## Instruction
State how many lines of the entries hold the string "your", and output nothing but that count.

## Material provided
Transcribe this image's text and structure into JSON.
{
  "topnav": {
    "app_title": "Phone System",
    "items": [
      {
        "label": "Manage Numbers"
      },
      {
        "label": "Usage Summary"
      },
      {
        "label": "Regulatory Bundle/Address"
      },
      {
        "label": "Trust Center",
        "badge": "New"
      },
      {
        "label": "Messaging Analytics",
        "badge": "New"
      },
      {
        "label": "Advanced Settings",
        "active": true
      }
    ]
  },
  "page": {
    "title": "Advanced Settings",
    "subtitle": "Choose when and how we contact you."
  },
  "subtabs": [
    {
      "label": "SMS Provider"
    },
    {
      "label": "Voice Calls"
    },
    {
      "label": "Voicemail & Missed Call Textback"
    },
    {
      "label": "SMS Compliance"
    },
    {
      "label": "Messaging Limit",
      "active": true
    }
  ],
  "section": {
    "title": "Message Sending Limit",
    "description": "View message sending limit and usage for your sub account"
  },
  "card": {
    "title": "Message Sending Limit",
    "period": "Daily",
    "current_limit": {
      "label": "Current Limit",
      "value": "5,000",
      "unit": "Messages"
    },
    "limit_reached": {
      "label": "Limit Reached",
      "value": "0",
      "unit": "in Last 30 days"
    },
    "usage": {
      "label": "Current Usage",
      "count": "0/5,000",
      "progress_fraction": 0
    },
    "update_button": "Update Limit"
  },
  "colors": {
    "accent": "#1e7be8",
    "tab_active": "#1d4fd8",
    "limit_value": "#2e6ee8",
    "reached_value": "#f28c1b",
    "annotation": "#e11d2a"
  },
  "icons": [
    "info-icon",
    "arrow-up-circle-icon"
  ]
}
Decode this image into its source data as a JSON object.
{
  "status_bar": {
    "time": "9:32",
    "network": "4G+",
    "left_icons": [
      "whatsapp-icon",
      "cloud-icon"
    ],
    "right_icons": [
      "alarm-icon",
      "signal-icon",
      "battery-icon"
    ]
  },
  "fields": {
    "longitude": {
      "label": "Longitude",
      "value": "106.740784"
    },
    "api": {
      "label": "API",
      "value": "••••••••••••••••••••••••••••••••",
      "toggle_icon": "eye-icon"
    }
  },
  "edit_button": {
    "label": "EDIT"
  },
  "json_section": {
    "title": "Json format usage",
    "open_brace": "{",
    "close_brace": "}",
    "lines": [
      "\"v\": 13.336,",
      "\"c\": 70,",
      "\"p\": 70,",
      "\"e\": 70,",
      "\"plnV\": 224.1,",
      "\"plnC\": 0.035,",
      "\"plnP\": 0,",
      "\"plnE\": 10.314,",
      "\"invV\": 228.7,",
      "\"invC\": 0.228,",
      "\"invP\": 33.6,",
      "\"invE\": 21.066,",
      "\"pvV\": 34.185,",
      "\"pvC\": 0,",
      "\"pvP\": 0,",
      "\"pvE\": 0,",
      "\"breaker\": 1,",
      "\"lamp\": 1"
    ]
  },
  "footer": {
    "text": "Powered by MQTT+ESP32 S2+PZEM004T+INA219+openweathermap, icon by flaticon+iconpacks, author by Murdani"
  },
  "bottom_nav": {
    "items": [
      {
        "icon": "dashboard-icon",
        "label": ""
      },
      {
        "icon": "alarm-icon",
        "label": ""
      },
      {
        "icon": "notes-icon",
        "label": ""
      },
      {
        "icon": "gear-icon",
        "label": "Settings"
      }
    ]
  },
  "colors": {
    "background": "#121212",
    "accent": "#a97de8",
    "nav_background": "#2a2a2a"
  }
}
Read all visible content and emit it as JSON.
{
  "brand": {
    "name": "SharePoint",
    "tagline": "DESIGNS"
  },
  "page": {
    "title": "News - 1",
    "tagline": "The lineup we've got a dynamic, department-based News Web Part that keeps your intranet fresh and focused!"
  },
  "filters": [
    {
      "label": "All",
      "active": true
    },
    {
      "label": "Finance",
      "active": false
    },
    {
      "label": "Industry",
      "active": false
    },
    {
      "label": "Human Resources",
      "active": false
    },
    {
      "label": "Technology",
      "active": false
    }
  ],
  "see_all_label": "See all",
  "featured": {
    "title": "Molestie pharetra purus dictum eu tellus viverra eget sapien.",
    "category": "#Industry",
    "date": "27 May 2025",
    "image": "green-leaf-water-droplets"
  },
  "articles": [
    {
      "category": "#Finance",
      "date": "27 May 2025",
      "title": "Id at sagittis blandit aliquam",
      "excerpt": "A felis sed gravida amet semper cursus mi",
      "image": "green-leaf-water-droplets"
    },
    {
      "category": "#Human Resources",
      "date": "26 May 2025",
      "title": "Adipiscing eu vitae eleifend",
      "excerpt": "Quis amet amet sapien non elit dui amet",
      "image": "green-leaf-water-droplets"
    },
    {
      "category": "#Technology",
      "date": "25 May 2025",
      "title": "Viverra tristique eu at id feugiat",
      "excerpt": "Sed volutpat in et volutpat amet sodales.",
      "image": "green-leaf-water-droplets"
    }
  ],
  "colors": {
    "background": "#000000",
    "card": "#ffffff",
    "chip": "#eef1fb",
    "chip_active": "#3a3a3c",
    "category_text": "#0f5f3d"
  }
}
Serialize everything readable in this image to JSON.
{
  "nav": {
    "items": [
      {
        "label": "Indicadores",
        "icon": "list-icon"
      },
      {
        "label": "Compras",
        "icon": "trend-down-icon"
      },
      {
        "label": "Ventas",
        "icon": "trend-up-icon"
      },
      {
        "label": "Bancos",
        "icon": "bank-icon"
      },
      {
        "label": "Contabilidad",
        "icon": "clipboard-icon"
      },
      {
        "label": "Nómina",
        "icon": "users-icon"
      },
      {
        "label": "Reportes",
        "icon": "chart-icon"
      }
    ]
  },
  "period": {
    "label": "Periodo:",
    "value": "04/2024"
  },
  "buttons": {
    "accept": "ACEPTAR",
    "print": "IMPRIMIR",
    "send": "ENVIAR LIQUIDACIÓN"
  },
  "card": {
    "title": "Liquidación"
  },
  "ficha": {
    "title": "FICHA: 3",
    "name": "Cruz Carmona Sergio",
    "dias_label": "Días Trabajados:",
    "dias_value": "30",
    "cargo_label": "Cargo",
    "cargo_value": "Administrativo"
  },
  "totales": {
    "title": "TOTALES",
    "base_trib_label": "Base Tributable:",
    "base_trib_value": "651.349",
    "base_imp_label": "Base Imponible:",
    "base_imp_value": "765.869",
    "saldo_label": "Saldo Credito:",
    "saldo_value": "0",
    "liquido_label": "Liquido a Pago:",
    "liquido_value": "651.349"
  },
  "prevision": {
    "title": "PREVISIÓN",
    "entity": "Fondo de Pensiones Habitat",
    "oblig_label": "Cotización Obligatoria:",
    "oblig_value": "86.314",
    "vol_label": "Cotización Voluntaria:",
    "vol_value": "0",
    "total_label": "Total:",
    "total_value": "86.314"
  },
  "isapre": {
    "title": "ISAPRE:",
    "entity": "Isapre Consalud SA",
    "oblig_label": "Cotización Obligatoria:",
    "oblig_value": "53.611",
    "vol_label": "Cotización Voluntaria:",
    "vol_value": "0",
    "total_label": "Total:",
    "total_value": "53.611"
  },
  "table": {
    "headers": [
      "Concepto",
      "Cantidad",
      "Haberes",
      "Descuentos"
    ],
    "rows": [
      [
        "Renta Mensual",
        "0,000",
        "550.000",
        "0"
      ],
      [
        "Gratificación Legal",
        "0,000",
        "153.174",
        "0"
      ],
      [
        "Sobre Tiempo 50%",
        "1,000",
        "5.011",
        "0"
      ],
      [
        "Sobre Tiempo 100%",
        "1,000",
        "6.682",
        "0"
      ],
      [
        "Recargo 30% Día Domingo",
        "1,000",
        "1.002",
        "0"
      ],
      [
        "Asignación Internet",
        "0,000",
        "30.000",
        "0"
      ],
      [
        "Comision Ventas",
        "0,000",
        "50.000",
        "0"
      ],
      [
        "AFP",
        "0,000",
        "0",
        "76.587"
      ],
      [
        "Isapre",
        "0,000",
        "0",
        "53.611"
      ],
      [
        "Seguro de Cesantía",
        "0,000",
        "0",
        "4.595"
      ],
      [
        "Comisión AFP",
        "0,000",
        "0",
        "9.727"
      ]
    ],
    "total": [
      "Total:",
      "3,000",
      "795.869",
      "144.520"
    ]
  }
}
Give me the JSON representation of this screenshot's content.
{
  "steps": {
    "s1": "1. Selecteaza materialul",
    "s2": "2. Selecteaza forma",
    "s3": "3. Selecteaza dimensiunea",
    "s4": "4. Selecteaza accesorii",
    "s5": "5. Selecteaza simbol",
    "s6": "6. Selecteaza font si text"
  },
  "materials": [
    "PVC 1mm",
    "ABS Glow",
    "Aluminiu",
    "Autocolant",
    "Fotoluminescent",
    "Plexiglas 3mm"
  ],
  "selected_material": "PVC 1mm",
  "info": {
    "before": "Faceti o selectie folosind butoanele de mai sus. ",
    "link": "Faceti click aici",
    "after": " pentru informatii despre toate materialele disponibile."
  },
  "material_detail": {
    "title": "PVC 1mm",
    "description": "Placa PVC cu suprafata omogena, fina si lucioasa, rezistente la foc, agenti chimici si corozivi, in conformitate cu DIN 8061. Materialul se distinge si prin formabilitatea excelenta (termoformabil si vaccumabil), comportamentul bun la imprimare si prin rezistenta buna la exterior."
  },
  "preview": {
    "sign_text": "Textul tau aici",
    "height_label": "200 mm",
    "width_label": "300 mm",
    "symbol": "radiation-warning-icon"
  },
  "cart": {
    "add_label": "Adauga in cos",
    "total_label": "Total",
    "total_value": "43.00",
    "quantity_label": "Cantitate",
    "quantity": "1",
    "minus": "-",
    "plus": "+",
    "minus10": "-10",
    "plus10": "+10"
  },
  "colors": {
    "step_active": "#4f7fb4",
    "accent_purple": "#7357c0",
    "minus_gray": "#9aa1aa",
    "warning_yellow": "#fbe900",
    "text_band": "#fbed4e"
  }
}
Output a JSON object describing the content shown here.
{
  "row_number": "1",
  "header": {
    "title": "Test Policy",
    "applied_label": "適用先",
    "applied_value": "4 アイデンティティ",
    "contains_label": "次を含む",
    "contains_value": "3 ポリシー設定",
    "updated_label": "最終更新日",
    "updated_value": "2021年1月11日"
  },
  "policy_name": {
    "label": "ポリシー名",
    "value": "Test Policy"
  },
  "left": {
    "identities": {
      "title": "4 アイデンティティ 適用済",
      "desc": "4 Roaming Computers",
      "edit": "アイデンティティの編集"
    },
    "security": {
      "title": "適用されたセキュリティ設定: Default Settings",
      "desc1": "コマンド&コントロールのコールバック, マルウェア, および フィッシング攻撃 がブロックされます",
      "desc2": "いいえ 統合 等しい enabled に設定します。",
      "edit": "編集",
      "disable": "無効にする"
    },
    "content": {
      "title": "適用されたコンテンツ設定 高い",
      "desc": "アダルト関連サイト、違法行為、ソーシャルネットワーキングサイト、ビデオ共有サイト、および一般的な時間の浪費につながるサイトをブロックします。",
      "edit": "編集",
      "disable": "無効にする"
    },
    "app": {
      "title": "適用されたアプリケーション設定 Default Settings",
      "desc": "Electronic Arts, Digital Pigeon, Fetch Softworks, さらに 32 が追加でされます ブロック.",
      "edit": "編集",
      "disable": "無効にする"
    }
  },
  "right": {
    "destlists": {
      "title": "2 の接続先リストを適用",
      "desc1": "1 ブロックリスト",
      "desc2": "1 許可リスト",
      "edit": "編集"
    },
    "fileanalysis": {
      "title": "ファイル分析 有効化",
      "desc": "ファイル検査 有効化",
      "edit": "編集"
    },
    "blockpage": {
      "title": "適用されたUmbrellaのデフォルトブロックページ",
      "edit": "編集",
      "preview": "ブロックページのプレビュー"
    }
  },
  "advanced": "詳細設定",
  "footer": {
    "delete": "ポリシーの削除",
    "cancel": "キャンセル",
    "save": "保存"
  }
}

## Written response
2